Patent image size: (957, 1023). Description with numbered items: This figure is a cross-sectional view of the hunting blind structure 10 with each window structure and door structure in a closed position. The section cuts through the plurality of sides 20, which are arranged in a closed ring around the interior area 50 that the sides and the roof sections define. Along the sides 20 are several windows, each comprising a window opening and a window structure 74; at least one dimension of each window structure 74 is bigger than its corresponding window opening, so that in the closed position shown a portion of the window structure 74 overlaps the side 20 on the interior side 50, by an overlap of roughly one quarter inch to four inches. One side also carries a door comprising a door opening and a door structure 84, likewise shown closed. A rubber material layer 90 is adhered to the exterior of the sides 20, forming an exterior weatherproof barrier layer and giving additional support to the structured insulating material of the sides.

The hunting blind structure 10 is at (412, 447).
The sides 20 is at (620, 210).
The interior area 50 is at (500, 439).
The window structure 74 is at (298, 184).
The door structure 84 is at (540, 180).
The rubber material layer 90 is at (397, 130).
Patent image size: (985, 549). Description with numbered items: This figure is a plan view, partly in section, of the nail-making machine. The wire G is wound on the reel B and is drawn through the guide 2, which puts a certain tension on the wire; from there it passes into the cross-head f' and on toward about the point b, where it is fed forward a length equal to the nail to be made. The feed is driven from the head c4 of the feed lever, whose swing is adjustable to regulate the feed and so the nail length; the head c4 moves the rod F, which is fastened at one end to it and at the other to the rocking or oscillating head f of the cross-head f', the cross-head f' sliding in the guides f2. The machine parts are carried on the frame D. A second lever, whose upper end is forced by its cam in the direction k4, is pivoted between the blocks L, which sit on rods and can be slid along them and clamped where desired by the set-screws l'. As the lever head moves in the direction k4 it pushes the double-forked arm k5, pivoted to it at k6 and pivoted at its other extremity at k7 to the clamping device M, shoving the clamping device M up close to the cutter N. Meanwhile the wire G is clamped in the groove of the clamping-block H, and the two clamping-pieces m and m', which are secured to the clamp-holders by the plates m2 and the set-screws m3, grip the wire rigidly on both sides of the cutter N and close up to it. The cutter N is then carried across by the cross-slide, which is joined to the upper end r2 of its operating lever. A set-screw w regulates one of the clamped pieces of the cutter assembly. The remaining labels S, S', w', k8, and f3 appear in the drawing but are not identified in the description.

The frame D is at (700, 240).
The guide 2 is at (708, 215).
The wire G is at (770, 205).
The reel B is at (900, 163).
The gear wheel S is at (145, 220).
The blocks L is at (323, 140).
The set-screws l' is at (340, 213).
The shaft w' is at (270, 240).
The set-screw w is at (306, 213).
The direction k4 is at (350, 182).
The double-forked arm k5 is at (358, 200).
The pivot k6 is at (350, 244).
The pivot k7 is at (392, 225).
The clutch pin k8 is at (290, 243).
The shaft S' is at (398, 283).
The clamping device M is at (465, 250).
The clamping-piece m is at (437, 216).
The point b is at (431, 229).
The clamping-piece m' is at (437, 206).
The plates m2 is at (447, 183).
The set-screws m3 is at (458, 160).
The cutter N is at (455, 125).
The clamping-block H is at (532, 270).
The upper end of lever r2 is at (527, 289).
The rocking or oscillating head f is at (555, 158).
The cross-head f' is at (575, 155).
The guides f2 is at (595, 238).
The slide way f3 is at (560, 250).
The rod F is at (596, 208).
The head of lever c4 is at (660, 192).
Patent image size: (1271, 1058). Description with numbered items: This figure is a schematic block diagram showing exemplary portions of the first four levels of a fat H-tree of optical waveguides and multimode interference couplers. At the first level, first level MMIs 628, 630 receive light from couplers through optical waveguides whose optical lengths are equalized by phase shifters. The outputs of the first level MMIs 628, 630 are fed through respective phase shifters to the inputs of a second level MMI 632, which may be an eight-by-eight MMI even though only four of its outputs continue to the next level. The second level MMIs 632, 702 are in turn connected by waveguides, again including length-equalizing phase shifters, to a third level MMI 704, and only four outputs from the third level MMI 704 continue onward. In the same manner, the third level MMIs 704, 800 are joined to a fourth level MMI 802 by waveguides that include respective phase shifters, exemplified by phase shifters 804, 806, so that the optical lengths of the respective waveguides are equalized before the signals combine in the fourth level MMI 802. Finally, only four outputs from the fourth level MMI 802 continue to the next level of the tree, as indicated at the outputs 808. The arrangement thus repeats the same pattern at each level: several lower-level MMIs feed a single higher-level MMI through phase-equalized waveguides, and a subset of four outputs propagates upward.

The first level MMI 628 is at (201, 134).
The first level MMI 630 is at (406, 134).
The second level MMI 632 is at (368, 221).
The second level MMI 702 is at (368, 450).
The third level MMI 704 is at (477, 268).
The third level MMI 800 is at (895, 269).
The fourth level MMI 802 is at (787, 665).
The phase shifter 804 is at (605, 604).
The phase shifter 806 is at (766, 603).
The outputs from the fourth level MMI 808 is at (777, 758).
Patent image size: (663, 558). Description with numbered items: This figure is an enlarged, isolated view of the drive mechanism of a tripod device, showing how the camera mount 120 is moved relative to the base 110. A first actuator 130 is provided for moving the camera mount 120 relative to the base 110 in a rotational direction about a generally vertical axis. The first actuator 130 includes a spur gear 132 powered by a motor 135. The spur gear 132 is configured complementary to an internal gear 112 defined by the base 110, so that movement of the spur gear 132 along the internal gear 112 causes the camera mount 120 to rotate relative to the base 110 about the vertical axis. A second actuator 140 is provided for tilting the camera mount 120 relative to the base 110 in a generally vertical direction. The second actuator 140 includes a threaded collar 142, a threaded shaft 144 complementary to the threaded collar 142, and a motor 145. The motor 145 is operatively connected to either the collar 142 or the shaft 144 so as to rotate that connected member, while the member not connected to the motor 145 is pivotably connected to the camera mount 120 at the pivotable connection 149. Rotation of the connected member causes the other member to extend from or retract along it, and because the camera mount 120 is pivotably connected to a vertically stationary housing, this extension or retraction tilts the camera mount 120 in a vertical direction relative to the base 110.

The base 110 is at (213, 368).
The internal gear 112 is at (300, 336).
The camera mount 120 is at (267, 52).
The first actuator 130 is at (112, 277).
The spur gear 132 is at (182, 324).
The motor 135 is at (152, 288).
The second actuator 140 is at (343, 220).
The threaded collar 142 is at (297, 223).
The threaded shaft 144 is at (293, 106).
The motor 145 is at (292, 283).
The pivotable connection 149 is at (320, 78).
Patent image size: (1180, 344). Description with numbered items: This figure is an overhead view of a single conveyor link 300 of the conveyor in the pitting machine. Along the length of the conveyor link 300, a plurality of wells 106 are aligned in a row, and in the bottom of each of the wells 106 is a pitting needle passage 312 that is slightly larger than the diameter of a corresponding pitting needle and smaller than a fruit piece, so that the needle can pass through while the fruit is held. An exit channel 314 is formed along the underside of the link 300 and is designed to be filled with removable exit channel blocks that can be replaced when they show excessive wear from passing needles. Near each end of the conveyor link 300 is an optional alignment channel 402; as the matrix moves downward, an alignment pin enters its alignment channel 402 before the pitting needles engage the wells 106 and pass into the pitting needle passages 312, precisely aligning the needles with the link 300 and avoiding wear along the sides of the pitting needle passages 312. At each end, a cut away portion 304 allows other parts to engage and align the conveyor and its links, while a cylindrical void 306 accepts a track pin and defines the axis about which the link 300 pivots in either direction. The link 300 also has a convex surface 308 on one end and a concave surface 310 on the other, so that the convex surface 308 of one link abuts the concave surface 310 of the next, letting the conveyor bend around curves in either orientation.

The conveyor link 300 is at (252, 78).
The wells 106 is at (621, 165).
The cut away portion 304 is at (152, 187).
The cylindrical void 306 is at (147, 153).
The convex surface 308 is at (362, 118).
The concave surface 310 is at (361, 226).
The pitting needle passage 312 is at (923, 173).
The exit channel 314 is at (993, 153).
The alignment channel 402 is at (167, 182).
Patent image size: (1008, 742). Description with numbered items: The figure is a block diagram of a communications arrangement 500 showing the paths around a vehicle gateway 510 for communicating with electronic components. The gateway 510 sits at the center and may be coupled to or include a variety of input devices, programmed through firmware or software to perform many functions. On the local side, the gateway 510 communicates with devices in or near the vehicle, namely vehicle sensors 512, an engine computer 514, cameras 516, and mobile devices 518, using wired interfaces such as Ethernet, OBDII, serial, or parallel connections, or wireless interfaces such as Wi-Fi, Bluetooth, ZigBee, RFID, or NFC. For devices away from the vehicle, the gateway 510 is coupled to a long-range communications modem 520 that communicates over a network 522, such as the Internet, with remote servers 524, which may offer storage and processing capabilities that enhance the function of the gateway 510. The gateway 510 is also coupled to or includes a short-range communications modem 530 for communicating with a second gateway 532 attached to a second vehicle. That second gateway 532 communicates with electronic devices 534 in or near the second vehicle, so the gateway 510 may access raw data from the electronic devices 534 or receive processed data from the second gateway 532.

_ _ _ _ _ _ _

Requirements:
Convert the material between the line holding "Patent image size: (1271, 1058)." and the line holding "The second level MMI 702 is at (368, 450).", inclusive, into a JSON list of strings with one string per line and blank lines omitted.

Result of this exercise:
[
  "Patent image size: (1271, 1058). Description with numbered items: This figure is a schematic block diagram showing exemplary portions of the first four levels of a fat H-tree of optical waveguides and multimode interference couplers. At the first level, first level MMIs 628, 630 receive light from couplers through optical waveguides whose optical lengths are equalized by phase shifters. The outputs of the first level MMIs 628, 630 are fed through respective phase shifters to the inputs of a second level MMI 632, which may be an eight-by-eight MMI even though only four of its outputs continue to the next level. The second level MMIs 632, 702 are in turn connected by waveguides, again including length-equalizing phase shifters, to a third level MMI 704, and only four outputs from the third level MMI 704 continue onward. In the same manner, the third level MMIs 704, 800 are joined to a fourth level MMI 802 by waveguides that include respective phase shifters, exemplified by phase shifters 804, 806, so that the optical lengths of the respective waveguides are equalized before the signals combine in the fourth level MMI 802. Finally, only four outputs from the fourth level MMI 802 continue to the next level of the tree, as indicated at the outputs 808. The arrangement thus repeats the same pattern at each level: several lower-level MMIs feed a single higher-level MMI through phase-equalized waveguides, and a subset of four outputs propagates upward.",
  "The first level MMI 628 is at (201, 134).",
  "The first level MMI 630 is at (406, 134).",
  "The second level MMI 632 is at (368, 221).",
  "The second level MMI 702 is at (368, 450)."
]